[Collected data entries]
━━━━━━━━━━━━━━━━━━━━

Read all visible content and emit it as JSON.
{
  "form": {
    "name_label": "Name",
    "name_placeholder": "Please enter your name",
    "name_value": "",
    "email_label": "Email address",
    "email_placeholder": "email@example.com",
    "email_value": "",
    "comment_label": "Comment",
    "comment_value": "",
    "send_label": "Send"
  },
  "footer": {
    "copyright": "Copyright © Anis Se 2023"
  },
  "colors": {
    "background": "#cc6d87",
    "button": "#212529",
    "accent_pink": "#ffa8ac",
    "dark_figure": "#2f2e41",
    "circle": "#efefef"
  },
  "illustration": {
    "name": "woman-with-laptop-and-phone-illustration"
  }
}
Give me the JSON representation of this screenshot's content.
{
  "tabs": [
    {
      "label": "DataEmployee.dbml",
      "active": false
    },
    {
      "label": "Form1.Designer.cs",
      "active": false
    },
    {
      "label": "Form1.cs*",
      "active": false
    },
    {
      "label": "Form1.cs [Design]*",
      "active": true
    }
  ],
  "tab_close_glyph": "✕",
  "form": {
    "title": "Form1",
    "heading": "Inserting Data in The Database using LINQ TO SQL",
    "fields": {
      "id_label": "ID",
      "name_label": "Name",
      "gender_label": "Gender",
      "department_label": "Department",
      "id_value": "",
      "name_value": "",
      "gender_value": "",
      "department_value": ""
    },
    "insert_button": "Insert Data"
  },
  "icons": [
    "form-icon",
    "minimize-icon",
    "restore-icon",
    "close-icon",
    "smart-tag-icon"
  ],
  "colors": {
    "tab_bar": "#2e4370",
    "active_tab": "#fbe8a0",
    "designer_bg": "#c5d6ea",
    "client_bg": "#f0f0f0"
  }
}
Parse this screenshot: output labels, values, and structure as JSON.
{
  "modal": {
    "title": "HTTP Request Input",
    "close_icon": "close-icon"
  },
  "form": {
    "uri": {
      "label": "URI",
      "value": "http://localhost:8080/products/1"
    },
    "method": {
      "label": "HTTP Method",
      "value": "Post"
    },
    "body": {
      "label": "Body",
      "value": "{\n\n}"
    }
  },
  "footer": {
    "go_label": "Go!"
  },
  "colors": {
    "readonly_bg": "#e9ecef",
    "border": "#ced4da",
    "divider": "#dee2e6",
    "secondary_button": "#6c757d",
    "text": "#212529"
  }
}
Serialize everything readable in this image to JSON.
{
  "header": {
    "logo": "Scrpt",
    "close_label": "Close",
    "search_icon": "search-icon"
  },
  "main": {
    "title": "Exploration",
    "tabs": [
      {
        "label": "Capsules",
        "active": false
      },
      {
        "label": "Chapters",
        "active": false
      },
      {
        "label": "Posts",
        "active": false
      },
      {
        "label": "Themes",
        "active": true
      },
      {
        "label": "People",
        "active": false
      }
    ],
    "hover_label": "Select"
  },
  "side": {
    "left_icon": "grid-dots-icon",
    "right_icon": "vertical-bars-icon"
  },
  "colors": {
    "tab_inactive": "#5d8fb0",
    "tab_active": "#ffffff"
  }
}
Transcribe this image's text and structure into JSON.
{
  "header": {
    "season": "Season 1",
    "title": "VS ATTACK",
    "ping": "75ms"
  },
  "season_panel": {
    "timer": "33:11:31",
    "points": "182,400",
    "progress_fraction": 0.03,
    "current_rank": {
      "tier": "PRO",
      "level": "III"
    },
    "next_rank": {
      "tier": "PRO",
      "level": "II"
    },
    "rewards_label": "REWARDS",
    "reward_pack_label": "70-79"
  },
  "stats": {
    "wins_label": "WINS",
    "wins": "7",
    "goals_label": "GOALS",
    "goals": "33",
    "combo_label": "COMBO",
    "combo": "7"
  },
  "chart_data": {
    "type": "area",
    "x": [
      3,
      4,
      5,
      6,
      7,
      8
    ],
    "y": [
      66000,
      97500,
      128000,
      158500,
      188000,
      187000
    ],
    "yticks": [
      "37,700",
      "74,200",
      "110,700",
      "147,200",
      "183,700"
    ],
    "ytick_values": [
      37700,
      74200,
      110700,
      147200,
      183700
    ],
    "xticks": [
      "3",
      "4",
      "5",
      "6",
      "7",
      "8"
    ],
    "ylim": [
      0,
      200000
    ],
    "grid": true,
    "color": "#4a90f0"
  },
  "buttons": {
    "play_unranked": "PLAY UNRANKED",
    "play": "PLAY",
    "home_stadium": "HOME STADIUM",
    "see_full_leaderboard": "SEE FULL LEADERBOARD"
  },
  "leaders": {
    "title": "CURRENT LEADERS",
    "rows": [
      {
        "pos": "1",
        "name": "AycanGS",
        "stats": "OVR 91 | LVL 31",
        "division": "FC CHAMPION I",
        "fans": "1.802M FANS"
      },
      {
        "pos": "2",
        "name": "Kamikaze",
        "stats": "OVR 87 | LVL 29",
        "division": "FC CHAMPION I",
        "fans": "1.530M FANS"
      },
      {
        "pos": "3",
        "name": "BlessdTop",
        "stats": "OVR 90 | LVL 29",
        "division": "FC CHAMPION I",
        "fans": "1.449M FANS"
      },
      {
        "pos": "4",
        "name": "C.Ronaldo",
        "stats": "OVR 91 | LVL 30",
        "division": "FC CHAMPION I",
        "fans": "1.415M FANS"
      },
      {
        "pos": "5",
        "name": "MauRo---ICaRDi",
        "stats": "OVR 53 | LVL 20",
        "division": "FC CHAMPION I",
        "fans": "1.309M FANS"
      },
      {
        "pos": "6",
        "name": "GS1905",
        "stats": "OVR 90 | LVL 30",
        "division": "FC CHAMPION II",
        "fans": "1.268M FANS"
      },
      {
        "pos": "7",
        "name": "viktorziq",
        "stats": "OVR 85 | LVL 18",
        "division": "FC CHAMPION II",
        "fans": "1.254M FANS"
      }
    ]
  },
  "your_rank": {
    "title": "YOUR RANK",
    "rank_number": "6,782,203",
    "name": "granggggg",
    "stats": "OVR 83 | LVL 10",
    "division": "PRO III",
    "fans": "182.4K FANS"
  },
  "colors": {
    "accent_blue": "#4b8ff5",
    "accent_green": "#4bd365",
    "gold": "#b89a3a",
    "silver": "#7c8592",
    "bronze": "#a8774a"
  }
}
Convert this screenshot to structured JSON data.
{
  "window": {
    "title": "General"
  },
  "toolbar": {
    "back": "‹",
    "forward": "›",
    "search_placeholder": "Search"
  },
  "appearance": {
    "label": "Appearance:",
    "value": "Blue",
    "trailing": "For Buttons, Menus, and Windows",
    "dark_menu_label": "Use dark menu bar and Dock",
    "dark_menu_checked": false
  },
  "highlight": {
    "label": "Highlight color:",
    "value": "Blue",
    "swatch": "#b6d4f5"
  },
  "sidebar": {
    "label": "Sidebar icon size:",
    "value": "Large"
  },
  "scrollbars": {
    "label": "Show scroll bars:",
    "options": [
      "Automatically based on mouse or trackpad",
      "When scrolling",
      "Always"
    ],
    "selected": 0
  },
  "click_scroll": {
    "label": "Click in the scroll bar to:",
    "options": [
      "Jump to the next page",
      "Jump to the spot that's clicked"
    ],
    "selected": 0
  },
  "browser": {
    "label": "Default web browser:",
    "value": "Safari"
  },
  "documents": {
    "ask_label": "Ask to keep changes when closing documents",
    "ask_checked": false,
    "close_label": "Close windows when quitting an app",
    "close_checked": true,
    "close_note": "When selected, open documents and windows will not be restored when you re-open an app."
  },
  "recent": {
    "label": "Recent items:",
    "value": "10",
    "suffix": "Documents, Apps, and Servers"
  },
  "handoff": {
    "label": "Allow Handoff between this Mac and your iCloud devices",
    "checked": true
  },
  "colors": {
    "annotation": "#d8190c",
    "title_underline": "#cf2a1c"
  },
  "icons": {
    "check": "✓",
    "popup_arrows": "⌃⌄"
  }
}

━━━━━━━━━━━━━━━━━━━━

The problem =
Go through the data above and find the lines with the word "Jump". Copy each of those lines.

Final result =
      "Jump to the next page",
      "Jump to the spot that's clicked"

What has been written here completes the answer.